_Direction_.
Could you transcribe every record below exactly as written, leaving out any pictures?

_Supplied material_.

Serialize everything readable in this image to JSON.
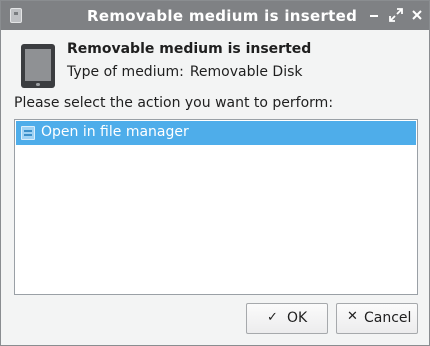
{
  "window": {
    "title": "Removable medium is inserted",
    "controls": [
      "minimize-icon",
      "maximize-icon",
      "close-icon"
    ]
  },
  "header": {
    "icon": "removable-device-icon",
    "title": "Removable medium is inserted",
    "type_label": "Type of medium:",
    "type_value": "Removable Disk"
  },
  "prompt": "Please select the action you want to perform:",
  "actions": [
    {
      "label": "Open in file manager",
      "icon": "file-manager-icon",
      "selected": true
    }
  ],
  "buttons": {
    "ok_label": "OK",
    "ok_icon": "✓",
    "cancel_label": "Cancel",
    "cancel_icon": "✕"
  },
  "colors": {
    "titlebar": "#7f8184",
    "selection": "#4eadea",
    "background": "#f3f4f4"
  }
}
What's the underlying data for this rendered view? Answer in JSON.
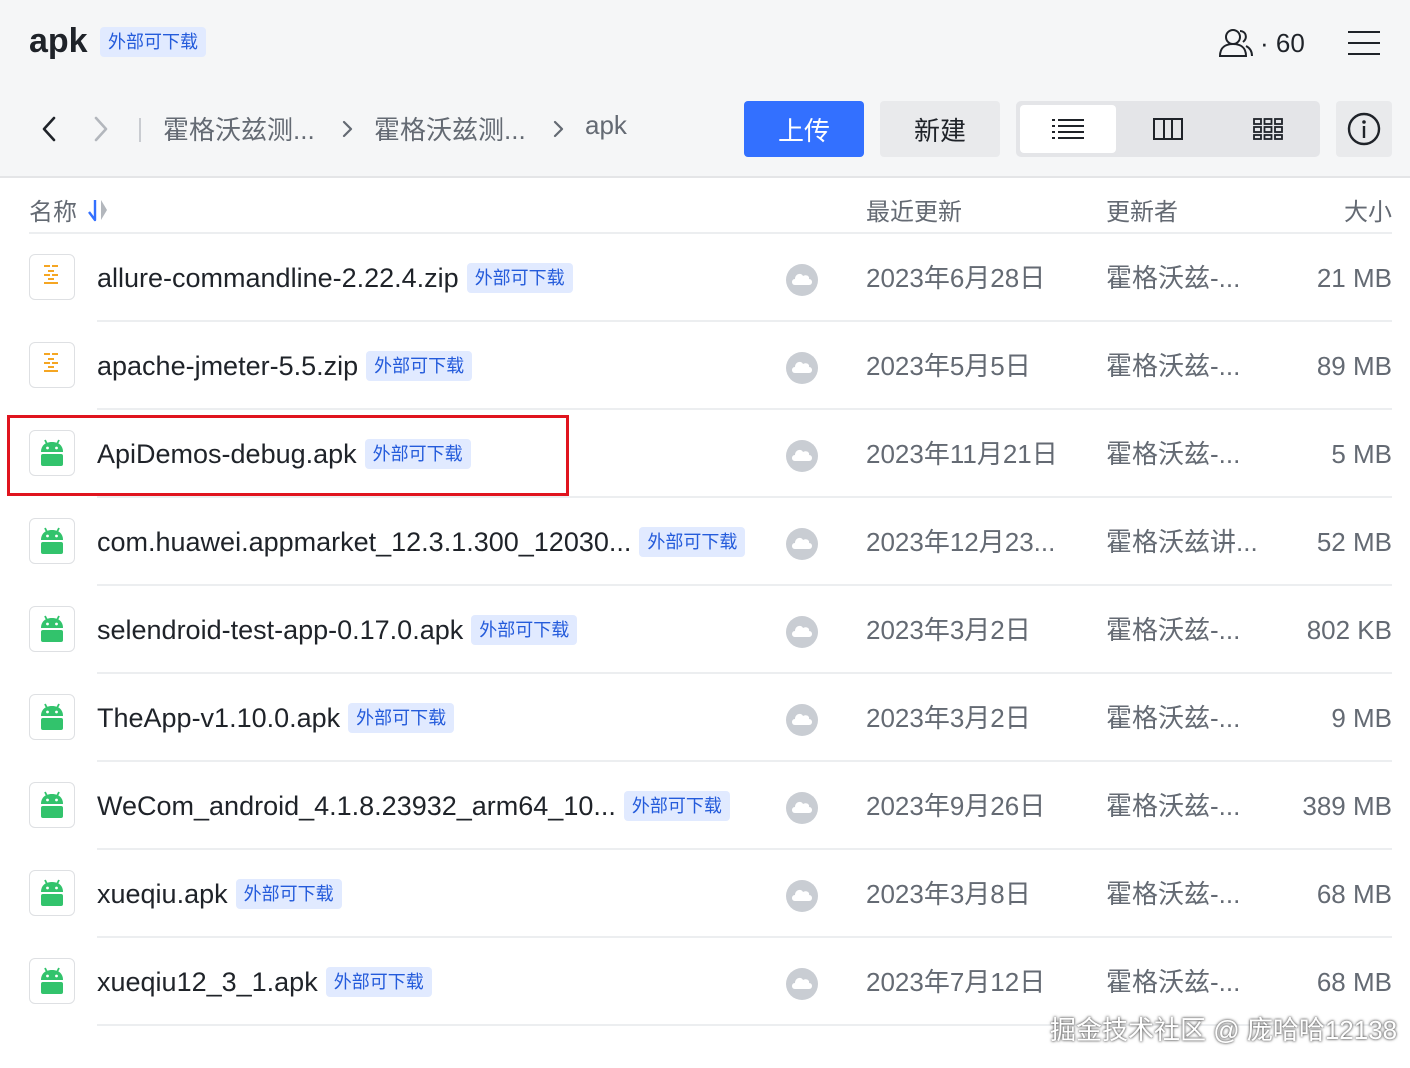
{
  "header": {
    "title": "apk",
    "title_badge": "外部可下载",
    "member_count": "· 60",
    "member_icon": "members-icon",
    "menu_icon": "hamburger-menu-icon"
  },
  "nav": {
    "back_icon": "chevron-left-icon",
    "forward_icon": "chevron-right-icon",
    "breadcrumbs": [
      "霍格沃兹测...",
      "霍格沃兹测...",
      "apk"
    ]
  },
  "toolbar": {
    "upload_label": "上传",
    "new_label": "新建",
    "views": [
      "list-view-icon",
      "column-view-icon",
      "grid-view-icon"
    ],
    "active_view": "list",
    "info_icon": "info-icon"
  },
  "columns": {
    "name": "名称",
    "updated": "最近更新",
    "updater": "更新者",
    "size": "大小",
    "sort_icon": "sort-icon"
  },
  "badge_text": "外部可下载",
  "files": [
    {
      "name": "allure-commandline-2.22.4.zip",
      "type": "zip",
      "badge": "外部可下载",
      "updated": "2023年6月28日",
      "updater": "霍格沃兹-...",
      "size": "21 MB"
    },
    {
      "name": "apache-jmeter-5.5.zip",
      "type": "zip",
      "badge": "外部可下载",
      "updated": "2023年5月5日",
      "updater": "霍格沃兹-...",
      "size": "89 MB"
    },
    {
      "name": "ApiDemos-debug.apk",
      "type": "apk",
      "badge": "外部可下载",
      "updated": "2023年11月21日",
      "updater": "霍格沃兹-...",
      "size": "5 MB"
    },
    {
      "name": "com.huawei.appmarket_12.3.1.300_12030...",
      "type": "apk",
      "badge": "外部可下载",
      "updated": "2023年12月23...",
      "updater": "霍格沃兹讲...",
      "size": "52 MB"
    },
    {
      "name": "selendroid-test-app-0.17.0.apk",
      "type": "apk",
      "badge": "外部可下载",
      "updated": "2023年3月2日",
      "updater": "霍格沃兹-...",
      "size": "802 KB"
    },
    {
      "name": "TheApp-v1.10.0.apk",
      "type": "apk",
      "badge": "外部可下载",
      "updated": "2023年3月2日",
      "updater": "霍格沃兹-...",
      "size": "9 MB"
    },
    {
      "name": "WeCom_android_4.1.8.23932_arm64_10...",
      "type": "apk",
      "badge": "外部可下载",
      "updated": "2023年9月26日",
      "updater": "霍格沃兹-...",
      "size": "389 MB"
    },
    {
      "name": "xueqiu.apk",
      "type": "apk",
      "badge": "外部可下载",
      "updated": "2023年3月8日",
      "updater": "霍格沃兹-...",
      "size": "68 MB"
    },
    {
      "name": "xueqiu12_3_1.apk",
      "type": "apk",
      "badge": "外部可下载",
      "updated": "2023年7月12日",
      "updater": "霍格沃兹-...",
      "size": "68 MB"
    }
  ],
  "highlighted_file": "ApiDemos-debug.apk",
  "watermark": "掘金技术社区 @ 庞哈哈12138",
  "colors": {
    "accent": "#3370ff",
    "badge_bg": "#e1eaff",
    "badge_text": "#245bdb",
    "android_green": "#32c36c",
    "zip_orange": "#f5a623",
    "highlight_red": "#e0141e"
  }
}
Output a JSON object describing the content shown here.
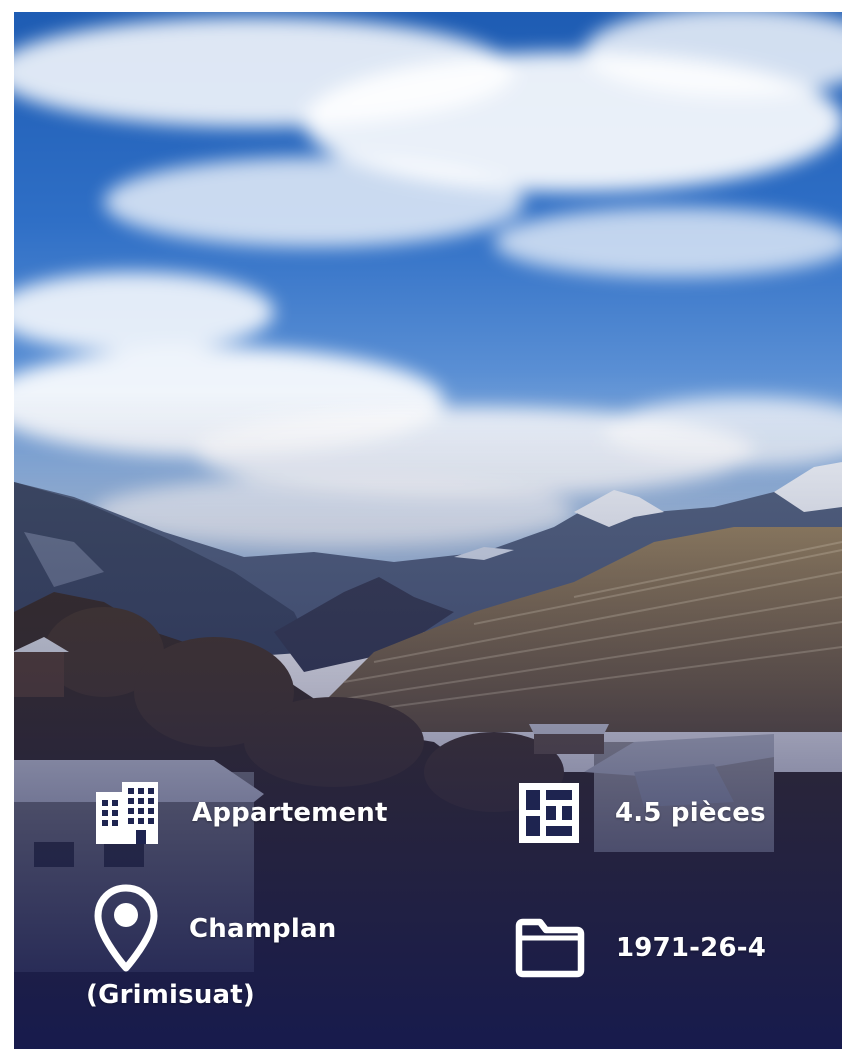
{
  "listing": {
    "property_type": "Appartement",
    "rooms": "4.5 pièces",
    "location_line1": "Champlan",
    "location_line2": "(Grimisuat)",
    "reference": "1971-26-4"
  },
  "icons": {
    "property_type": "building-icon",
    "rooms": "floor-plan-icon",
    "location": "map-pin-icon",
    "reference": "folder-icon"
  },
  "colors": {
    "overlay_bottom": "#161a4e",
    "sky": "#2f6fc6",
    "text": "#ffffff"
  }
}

_Result for this exercise_.
Serialize everything readable in this image to JSON.
{
  "window": {
    "title": "Removable medium is inserted",
    "controls": [
      "minimize-icon",
      "maximize-icon",
      "close-icon"
    ]
  },
  "header": {
    "icon": "removable-device-icon",
    "title": "Removable medium is inserted",
    "type_label": "Type of medium:",
    "type_value": "Removable Disk"
  },
  "prompt": "Please select the action you want to perform:",
  "actions": [
    {
      "label": "Open in file manager",
      "icon": "file-manager-icon",
      "selected": true
    }
  ],
  "buttons": {
    "ok_label": "OK",
    "ok_icon": "✓",
    "cancel_label": "Cancel",
    "cancel_icon": "✕"
  },
  "colors": {
    "titlebar": "#7f8184",
    "selection": "#4eadea",
    "background": "#f3f4f4"
  }
}
What's the underlying data for this rendered view? Answer in JSON.
{
  "header": {
    "title": "apk",
    "title_badge": "外部可下载",
    "member_count": "· 60",
    "member_icon": "members-icon",
    "menu_icon": "hamburger-menu-icon"
  },
  "nav": {
    "back_icon": "chevron-left-icon",
    "forward_icon": "chevron-right-icon",
    "breadcrumbs": [
      "霍格沃兹测...",
      "霍格沃兹测...",
      "apk"
    ]
  },
  "toolbar": {
    "upload_label": "上传",
    "new_label": "新建",
    "views": [
      "list-view-icon",
      "column-view-icon",
      "grid-view-icon"
    ],
    "active_view": "list",
    "info_icon": "info-icon"
  },
  "columns": {
    "name": "名称",
    "updated": "最近更新",
    "updater": "更新者",
    "size": "大小",
    "sort_icon": "sort-icon"
  },
  "badge_text": "外部可下载",
  "files": [
    {
      "name": "allure-commandline-2.22.4.zip",
      "type": "zip",
      "badge": "外部可下载",
      "updated": "2023年6月28日",
      "updater": "霍格沃兹-...",
      "size": "21 MB"
    },
    {
      "name": "apache-jmeter-5.5.zip",
      "type": "zip",
      "badge": "外部可下载",
      "updated": "2023年5月5日",
      "updater": "霍格沃兹-...",
      "size": "89 MB"
    },
    {
      "name": "ApiDemos-debug.apk",
      "type": "apk",
      "badge": "外部可下载",
      "updated": "2023年11月21日",
      "updater": "霍格沃兹-...",
      "size": "5 MB"
    },
    {
      "name": "com.huawei.appmarket_12.3.1.300_12030...",
      "type": "apk",
      "badge": "外部可下载",
      "updated": "2023年12月23...",
      "updater": "霍格沃兹讲...",
      "size": "52 MB"
    },
    {
      "name": "selendroid-test-app-0.17.0.apk",
      "type": "apk",
      "badge": "外部可下载",
      "updated": "2023年3月2日",
      "updater": "霍格沃兹-...",
      "size": "802 KB"
    },
    {
      "name": "TheApp-v1.10.0.apk",
      "type": "apk",
      "badge": "外部可下载",
      "updated": "2023年3月2日",
      "updater": "霍格沃兹-...",
      "size": "9 MB"
    },
    {
      "name": "WeCom_android_4.1.8.23932_arm64_10...",
      "type": "apk",
      "badge": "外部可下载",
      "updated": "2023年9月26日",
      "updater": "霍格沃兹-...",
      "size": "389 MB"
    },
    {
      "name": "xueqiu.apk",
      "type": "apk",
      "badge": "外部可下载",
      "updated": "2023年3月8日",
      "updater": "霍格沃兹-...",
      "size": "68 MB"
    },
    {
      "name": "xueqiu12_3_1.apk",
      "type": "apk",
      "badge": "外部可下载",
      "updated": "2023年7月12日",
      "updater": "霍格沃兹-...",
      "size": "68 MB"
    }
  ],
  "highlighted_file": "ApiDemos-debug.apk",
  "watermark": "掘金技术社区 @ 庞哈哈12138",
  "colors": {
    "accent": "#3370ff",
    "badge_bg": "#e1eaff",
    "badge_text": "#245bdb",
    "android_green": "#32c36c",
    "zip_orange": "#f5a623",
    "highlight_red": "#e0141e"
  }
}
Output a JSON object describing the content shown here.
{
  "listing": {
    "property_type": "Appartement",
    "rooms": "4.5 pièces",
    "location_line1": "Champlan",
    "location_line2": "(Grimisuat)",
    "reference": "1971-26-4"
  },
  "icons": {
    "property_type": "building-icon",
    "rooms": "floor-plan-icon",
    "location": "map-pin-icon",
    "reference": "folder-icon"
  },
  "colors": {
    "overlay_bottom": "#161a4e",
    "sky": "#2f6fc6",
    "text": "#ffffff"
  }
}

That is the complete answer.